## Start
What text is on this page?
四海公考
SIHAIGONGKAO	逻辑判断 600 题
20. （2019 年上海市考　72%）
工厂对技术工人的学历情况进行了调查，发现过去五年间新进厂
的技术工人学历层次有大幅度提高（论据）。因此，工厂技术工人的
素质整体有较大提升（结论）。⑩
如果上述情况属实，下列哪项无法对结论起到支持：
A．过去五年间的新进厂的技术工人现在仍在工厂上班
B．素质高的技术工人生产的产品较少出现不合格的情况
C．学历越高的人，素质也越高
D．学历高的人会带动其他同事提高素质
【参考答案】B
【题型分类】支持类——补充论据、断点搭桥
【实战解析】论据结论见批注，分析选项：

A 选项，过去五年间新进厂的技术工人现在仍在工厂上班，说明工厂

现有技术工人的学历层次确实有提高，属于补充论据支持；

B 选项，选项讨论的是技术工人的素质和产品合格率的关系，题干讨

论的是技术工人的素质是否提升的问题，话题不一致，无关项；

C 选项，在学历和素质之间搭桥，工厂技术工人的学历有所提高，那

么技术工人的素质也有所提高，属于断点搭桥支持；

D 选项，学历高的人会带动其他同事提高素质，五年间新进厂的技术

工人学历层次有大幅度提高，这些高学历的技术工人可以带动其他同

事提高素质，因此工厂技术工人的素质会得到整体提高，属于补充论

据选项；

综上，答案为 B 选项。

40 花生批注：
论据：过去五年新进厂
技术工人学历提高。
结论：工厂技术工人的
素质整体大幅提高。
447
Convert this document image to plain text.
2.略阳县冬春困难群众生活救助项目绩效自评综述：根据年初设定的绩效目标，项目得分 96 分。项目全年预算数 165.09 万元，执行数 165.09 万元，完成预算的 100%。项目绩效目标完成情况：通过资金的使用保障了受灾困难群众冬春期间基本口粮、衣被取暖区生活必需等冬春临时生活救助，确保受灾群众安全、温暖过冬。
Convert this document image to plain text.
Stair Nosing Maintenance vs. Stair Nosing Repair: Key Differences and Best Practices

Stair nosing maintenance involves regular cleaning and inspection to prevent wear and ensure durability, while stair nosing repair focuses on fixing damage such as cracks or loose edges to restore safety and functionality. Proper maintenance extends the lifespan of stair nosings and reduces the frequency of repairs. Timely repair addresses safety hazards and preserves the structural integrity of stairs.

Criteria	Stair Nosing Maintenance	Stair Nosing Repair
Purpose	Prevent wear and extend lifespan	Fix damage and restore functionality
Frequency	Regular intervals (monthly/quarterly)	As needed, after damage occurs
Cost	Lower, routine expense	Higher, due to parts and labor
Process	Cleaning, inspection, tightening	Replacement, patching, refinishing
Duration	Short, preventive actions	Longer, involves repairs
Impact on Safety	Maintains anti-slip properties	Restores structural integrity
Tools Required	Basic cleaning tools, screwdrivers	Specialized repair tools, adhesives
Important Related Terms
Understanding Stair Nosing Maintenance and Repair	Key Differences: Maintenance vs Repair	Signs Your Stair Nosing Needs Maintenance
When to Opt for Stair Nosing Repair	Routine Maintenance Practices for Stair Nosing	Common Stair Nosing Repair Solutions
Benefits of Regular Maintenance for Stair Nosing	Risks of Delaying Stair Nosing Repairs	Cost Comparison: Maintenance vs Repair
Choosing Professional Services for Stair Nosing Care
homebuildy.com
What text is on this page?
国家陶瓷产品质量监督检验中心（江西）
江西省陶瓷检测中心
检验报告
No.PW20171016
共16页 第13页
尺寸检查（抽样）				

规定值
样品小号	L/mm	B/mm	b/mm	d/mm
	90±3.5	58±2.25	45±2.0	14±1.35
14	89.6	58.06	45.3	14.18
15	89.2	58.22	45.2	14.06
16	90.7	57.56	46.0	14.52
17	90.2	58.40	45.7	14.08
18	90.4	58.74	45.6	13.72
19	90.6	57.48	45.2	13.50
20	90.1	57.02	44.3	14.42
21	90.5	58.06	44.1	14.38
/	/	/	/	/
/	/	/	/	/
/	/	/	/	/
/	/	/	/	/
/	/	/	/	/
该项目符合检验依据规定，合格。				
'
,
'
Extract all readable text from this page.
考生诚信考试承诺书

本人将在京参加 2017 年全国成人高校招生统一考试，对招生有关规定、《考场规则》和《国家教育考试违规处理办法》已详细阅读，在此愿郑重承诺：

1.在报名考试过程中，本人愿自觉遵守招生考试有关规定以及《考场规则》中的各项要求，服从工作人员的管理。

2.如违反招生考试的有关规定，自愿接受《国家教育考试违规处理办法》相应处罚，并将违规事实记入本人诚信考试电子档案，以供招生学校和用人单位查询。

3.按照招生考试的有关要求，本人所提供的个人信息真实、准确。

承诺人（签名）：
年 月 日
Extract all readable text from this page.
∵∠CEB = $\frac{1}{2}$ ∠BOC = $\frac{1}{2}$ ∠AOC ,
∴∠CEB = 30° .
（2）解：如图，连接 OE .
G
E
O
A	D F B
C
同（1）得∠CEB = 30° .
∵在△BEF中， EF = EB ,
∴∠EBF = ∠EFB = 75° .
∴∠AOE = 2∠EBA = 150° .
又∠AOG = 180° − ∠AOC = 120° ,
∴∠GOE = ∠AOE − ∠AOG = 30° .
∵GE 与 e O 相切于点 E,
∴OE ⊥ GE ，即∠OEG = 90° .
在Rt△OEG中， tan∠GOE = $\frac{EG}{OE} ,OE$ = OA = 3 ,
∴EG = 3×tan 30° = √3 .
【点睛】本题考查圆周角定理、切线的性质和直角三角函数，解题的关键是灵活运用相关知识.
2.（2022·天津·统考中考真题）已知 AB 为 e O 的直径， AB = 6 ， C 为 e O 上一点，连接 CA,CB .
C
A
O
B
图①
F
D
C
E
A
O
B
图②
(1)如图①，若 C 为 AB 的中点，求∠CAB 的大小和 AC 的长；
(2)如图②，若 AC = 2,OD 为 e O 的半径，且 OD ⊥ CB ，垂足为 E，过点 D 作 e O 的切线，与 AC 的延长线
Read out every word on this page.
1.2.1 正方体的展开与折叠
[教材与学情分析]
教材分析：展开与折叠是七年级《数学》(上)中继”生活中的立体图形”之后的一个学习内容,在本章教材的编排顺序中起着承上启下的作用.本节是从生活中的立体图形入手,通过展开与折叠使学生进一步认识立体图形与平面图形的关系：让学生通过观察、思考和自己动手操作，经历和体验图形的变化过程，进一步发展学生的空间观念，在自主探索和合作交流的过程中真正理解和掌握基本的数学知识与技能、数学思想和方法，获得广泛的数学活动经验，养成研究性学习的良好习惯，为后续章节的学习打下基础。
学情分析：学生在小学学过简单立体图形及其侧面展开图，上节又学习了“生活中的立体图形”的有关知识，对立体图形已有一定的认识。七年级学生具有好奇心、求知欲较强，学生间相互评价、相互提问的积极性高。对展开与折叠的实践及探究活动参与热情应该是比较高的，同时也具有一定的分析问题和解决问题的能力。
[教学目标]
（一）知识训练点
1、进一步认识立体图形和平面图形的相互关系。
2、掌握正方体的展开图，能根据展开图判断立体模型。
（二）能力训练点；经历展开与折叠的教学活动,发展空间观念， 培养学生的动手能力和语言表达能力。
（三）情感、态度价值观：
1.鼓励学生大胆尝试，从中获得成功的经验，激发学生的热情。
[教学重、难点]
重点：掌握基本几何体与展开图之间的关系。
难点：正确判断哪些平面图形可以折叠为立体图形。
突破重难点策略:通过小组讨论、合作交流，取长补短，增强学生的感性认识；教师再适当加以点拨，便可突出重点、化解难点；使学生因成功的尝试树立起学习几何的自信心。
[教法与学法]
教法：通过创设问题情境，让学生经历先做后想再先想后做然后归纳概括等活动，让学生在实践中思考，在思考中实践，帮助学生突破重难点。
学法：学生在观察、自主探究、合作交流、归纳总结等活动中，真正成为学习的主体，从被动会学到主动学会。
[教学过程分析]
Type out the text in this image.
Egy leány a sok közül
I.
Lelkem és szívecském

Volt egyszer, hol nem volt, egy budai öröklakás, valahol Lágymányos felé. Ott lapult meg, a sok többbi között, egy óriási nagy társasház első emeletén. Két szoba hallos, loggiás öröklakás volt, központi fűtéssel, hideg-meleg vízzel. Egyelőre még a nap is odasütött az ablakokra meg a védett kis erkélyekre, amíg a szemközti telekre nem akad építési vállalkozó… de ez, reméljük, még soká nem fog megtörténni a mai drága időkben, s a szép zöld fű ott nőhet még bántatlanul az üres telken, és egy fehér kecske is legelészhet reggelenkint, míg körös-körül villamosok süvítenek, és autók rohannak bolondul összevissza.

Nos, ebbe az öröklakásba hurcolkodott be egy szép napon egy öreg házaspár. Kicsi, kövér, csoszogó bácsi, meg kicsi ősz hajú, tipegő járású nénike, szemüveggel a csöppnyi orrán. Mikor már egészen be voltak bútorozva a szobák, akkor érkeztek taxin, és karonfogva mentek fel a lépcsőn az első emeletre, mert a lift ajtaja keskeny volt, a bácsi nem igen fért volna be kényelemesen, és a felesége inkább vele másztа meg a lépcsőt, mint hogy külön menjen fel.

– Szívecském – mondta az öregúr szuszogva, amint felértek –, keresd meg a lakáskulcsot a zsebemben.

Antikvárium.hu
## End
-- Work to be completed --
Copy all the lines above that hold the string "első".

-- Exercise answer --
Volt egyszer, hol nem volt, egy budai öröklakás, valahol Lágymányos felé. Ott lapult meg, a sok többbi között, egy óriási nagy társasház első emeletén. Két szoba hallos, loggiás öröklakás volt, központi fűtéssel, hideg-meleg vízzel. Egyelőre még a nap is odasütött az ablakokra meg a védett kis erkélyekre, amíg a szemközti telekre nem akad építési vállalkozó… de ez, reméljük, még soká nem fog megtörténni a mai drága időkben, s a szép zöld fű ott nőhet még bántatlanul az üres telken, és egy fehér kecske is legelészhet reggelenkint, míg körös-körül villamosok süvítenek, és autók rohannak bolondul összevissza.
Nos, ebbe az öröklakásba hurcolkodott be egy szép napon egy öreg házaspár. Kicsi, kövér, csoszogó bácsi, meg kicsi ősz hajú, tipegő járású nénike, szemüveggel a csöppnyi orrán. Mikor már egészen be voltak bútorozva a szobák, akkor érkeztek taxin, és karonfogva mentek fel a lépcsőn az első emeletre, mert a lift ajtaja keskeny volt, a bácsi nem igen fért volna be kényelemesen, és a felesége inkább vele másztа meg a lépcsőt, mint hogy külön menjen fel.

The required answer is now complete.